Stored records>
==========

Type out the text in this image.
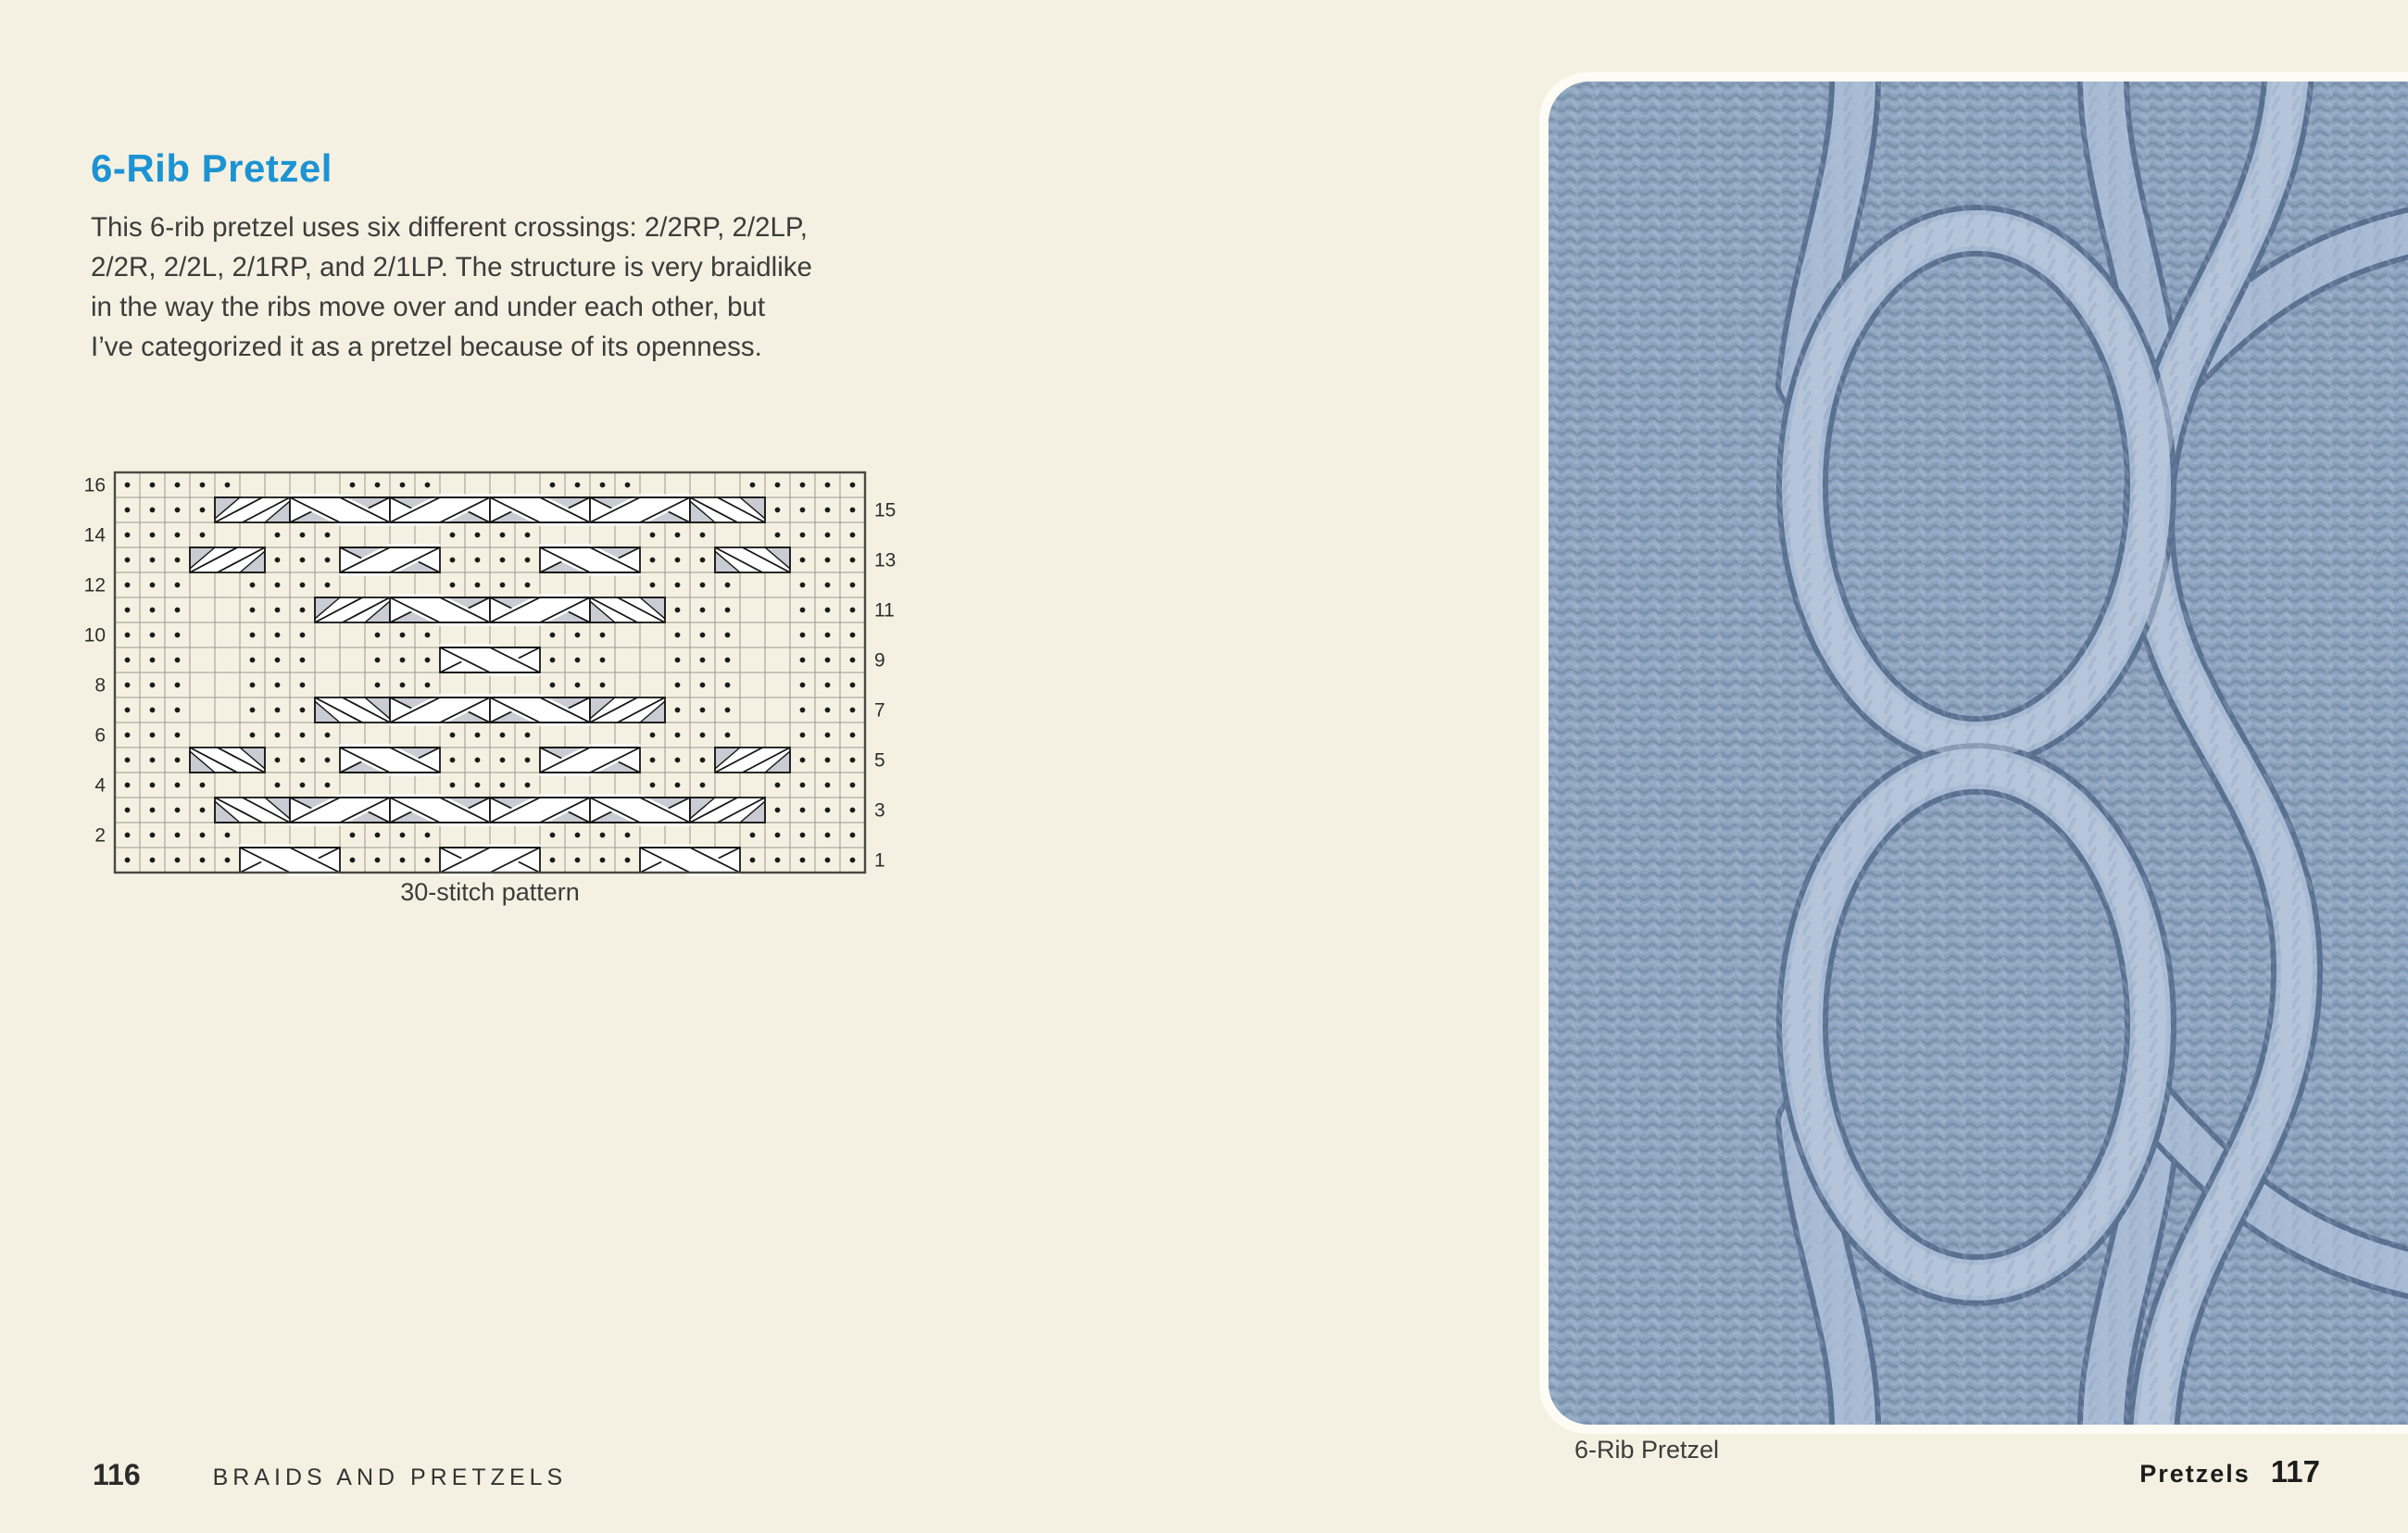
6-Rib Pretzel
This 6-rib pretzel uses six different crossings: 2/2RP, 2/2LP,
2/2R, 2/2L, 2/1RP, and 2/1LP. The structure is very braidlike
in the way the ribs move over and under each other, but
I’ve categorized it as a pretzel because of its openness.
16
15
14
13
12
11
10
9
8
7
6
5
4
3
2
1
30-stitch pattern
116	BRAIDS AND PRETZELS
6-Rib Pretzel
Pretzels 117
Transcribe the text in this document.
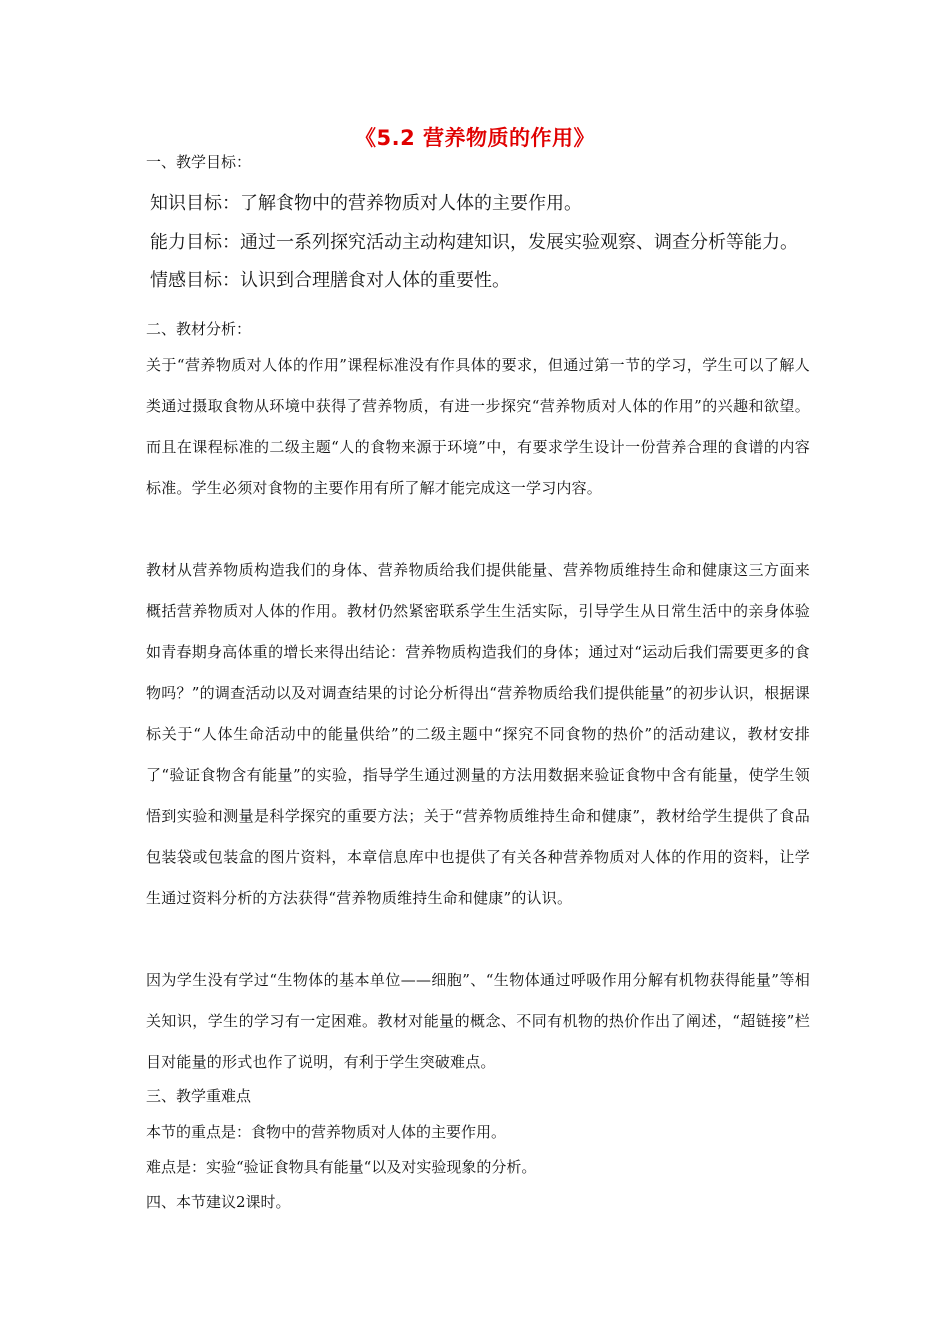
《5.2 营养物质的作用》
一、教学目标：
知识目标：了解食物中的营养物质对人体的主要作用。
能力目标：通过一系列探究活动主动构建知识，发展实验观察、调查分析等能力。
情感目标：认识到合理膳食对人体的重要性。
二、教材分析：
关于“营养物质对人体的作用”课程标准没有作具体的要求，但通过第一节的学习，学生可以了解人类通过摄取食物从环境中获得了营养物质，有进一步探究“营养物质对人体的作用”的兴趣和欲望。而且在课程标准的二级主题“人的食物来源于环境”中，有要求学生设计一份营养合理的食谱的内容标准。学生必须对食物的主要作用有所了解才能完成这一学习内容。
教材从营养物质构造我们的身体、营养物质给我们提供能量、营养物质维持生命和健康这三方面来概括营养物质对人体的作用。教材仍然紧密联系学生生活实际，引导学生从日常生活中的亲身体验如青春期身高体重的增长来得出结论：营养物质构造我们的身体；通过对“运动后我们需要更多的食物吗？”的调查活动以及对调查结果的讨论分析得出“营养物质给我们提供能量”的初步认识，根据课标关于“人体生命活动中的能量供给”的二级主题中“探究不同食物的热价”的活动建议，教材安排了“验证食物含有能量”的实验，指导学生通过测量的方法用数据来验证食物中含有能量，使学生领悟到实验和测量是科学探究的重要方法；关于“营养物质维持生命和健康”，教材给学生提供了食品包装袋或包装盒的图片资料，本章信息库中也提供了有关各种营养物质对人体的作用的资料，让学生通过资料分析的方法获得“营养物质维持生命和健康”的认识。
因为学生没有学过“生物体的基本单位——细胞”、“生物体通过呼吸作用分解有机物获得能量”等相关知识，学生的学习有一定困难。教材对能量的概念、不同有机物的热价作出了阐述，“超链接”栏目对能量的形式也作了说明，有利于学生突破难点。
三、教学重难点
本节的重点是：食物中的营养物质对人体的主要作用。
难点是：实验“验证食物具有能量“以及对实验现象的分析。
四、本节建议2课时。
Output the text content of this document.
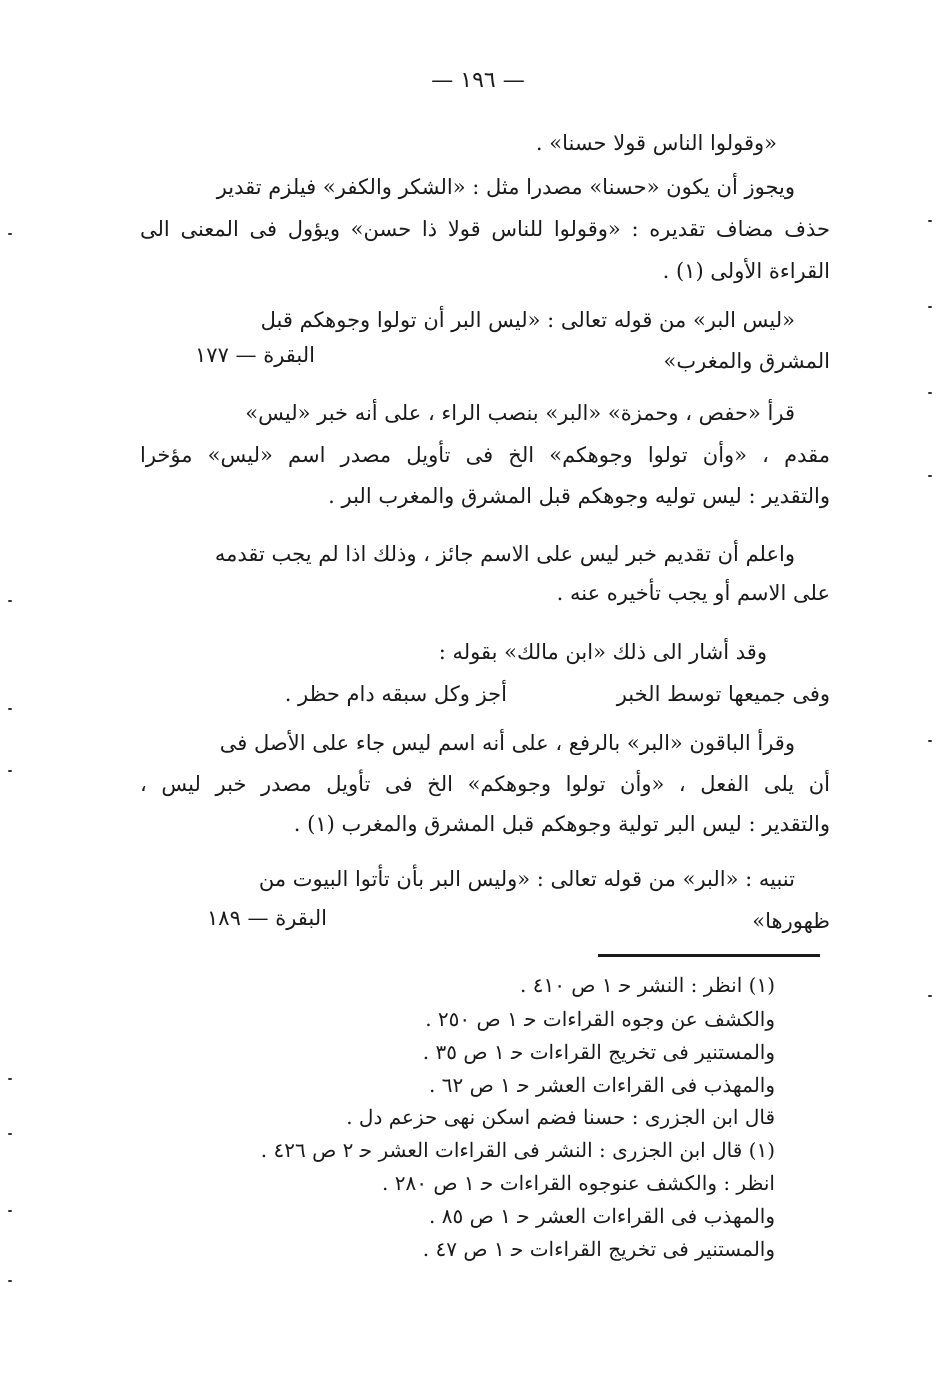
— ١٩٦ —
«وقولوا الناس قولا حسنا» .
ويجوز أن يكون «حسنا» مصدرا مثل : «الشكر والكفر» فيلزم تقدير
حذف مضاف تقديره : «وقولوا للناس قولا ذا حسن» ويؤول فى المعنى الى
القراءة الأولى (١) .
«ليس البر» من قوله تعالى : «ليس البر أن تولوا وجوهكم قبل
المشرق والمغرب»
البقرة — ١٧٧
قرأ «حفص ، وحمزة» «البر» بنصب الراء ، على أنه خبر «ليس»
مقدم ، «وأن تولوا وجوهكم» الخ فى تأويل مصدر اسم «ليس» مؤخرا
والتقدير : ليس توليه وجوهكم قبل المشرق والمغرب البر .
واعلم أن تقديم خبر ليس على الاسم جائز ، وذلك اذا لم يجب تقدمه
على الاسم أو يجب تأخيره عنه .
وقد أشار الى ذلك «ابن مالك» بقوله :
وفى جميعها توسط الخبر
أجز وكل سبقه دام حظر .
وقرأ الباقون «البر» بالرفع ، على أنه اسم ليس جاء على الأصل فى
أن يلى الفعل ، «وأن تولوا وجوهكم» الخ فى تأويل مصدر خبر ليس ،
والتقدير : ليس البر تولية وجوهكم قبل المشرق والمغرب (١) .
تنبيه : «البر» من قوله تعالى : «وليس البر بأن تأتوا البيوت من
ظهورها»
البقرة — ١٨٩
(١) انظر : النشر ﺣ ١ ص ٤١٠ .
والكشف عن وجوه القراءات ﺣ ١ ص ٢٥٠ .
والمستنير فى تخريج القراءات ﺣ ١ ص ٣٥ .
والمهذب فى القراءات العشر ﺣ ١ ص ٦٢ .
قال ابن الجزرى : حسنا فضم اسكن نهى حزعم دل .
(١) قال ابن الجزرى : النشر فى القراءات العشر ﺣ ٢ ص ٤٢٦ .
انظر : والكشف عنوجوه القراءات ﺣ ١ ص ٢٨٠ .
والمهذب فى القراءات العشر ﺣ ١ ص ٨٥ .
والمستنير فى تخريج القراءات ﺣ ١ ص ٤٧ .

==========

The request> A line counts if it holds the word "الجزرى". How many lines of the entries count? Give the number only.

The answer> 2